Report how many lines in the items below contain the string "label", giving only the number.

▶ **DATASET CONTENT**:
---

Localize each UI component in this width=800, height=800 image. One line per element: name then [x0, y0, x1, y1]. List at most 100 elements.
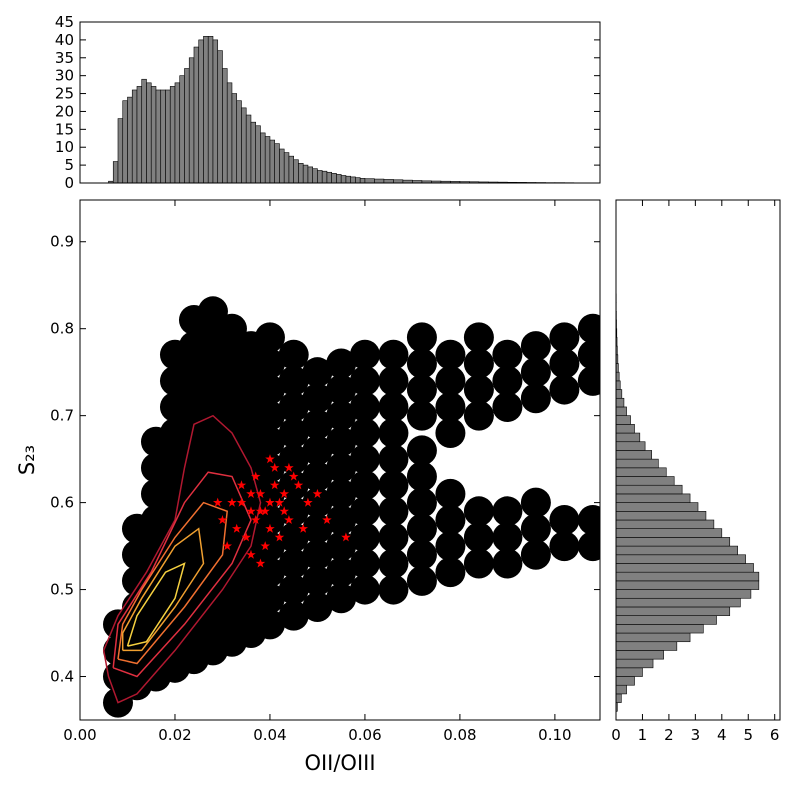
histogram-bar	[160, 89, 166, 184]
scatter-point	[278, 339, 309, 370]
star-point	[279, 488, 289, 498]
histogram-bar	[217, 50, 223, 184]
histogram-bar	[117, 118, 124, 184]
star-point	[293, 480, 304, 490]
histogram-bar	[374, 178, 385, 184]
scatter-point	[349, 522, 380, 553]
histogram-bar	[150, 86, 157, 184]
y-tick-label: 0.5	[50, 581, 74, 599]
main-plot-area	[102, 296, 600, 718]
histogram-bar	[321, 170, 328, 184]
histogram-bar	[615, 537, 731, 547]
contour-line	[121, 527, 205, 652]
y-tick-label: 30	[55, 67, 74, 85]
star-point	[213, 497, 223, 507]
scatter-point	[278, 574, 309, 605]
scatter-point	[326, 557, 357, 588]
scatter-point	[435, 478, 466, 509]
scatter-point	[326, 583, 357, 614]
axes-frame	[615, 199, 781, 721]
scatter-point	[302, 435, 333, 466]
star-point	[284, 515, 294, 524]
scatter-point	[378, 339, 409, 370]
histogram-bar	[615, 667, 643, 677]
scatter-point	[378, 470, 409, 501]
scatter-point	[278, 365, 309, 396]
star-point	[217, 515, 228, 524]
star-point	[322, 515, 332, 524]
histogram-bar	[355, 177, 361, 184]
y-tick-label: 0.8	[50, 320, 74, 338]
scatter-point	[302, 461, 333, 492]
scatter-point	[435, 391, 466, 422]
histogram-bar	[615, 563, 754, 573]
x-tick-label: 5	[743, 726, 753, 744]
star-point	[260, 506, 270, 516]
scatter-point	[406, 435, 437, 466]
scatter-point	[492, 391, 523, 422]
scatter-point	[435, 418, 466, 449]
histogram-bar	[307, 166, 313, 184]
histogram-bar	[198, 39, 204, 184]
scatter-point	[254, 452, 285, 483]
scatter-point	[302, 565, 333, 596]
scatter-point	[492, 339, 523, 370]
histogram-bar	[345, 175, 351, 184]
histogram-bar	[283, 152, 290, 184]
x-tick-label: 0.06	[348, 726, 381, 744]
scatter-point	[463, 322, 494, 353]
scatter-point	[254, 609, 285, 640]
histogram-bar	[615, 476, 675, 486]
histogram-bar	[615, 571, 760, 582]
histogram-bar	[615, 658, 654, 669]
y-tick-label: 40	[55, 31, 74, 49]
histogram-bar	[615, 693, 622, 703]
scatter-point	[463, 548, 494, 579]
histogram-bar	[615, 415, 631, 425]
y-tick-label: 45	[55, 13, 74, 31]
star-point	[288, 471, 299, 481]
y-tick-label: 5	[64, 156, 74, 174]
scatter-point	[302, 487, 333, 518]
x-tick-label: 4	[717, 726, 727, 744]
star-point	[341, 532, 351, 542]
contour-line	[117, 501, 229, 665]
histogram-bar	[136, 86, 143, 184]
scatter-point	[435, 339, 466, 370]
scatter-point	[349, 418, 380, 449]
scatter-point	[302, 539, 333, 570]
scatter-point	[326, 531, 357, 562]
scatter-point	[549, 374, 580, 405]
scatter-point	[577, 313, 600, 344]
star-point	[260, 541, 270, 551]
scatter-point	[549, 348, 580, 379]
histogram-bar	[615, 511, 707, 521]
histogram-bar	[615, 467, 667, 477]
histogram-bar	[245, 114, 252, 184]
histogram-bar	[141, 78, 147, 184]
star-point	[246, 506, 256, 516]
histogram-bar	[317, 170, 323, 184]
histogram-bar	[615, 432, 641, 443]
histogram-bar	[615, 684, 627, 695]
scatter-point	[492, 522, 523, 553]
histogram-bar	[615, 650, 664, 660]
scatter-point	[406, 487, 437, 518]
scatter-point	[254, 374, 285, 405]
scatter-point	[520, 539, 551, 570]
histogram-bar	[615, 406, 627, 416]
scatter-point	[216, 313, 247, 344]
scatter-point	[302, 591, 333, 622]
scatter-point	[326, 452, 357, 483]
scatter-point	[435, 557, 466, 588]
histogram-bar	[615, 397, 625, 408]
scatter-point	[278, 391, 309, 422]
histogram-bar	[312, 168, 318, 184]
contour-line	[112, 471, 252, 678]
scatter-point	[349, 496, 380, 527]
scatter-point	[302, 357, 333, 388]
scatter-point	[326, 478, 357, 509]
histogram-bar	[169, 86, 176, 184]
scatter-point	[435, 505, 466, 535]
histogram-bar	[615, 424, 635, 434]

---

▶ **REPLY**:
9